STORED DATA:
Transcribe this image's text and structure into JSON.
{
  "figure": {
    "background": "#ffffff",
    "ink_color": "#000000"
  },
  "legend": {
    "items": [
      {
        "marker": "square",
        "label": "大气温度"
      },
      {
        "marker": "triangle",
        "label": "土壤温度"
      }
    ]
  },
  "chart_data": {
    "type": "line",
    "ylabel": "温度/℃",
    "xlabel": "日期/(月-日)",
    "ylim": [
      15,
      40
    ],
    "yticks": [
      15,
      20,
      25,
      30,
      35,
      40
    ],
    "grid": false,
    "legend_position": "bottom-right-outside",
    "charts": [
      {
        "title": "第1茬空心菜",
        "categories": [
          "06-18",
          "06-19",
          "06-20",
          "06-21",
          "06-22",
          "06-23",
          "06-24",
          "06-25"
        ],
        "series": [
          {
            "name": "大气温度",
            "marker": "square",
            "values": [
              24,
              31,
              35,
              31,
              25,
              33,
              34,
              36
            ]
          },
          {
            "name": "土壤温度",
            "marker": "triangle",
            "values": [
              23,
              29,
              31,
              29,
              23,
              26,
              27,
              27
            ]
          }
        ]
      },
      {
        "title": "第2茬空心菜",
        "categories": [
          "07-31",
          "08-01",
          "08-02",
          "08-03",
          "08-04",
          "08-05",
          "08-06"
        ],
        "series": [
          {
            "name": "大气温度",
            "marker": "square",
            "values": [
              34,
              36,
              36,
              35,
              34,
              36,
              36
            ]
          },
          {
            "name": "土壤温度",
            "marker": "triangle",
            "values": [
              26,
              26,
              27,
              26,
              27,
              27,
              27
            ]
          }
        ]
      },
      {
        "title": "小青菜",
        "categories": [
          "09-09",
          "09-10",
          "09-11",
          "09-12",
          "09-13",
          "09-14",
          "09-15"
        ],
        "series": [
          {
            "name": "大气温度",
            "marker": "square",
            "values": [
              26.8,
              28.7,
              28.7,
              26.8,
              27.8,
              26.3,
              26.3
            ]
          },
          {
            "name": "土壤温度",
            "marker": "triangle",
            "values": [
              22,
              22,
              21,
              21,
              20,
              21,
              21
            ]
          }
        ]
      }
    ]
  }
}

EXERCISE DESCRIPTION: All of the data needs to be reproduced exactly, with no line missing.

RESULT FOR THIS EXERCISE:
Transcribe this image's text and structure into JSON.
{
  "figure": {
    "background": "#ffffff",
    "ink_color": "#000000"
  },
  "legend": {
    "items": [
      {
        "marker": "square",
        "label": "大气温度"
      },
      {
        "marker": "triangle",
        "label": "土壤温度"
      }
    ]
  },
  "chart_data": {
    "type": "line",
    "ylabel": "温度/℃",
    "xlabel": "日期/(月-日)",
    "ylim": [
      15,
      40
    ],
    "yticks": [
      15,
      20,
      25,
      30,
      35,
      40
    ],
    "grid": false,
    "legend_position": "bottom-right-outside",
    "charts": [
      {
        "title": "第1茬空心菜",
        "categories": [
          "06-18",
          "06-19",
          "06-20",
          "06-21",
          "06-22",
          "06-23",
          "06-24",
          "06-25"
        ],
        "series": [
          {
            "name": "大气温度",
            "marker": "square",
            "values": [
              24,
              31,
              35,
              31,
              25,
              33,
              34,
              36
            ]
          },
          {
            "name": "土壤温度",
            "marker": "triangle",
            "values": [
              23,
              29,
              31,
              29,
              23,
              26,
              27,
              27
            ]
          }
        ]
      },
      {
        "title": "第2茬空心菜",
        "categories": [
          "07-31",
          "08-01",
          "08-02",
          "08-03",
          "08-04",
          "08-05",
          "08-06"
        ],
        "series": [
          {
            "name": "大气温度",
            "marker": "square",
            "values": [
              34,
              36,
              36,
              35,
              34,
              36,
              36
            ]
          },
          {
            "name": "土壤温度",
            "marker": "triangle",
            "values": [
              26,
              26,
              27,
              26,
              27,
              27,
              27
            ]
          }
        ]
      },
      {
        "title": "小青菜",
        "categories": [
          "09-09",
          "09-10",
          "09-11",
          "09-12",
          "09-13",
          "09-14",
          "09-15"
        ],
        "series": [
          {
            "name": "大气温度",
            "marker": "square",
            "values": [
              26.8,
              28.7,
              28.7,
              26.8,
              27.8,
              26.3,
              26.3
            ]
          },
          {
            "name": "土壤温度",
            "marker": "triangle",
            "values": [
              22,
              22,
              21,
              21,
              20,
              21,
              21
            ]
          }
        ]
      }
    ]
  }
}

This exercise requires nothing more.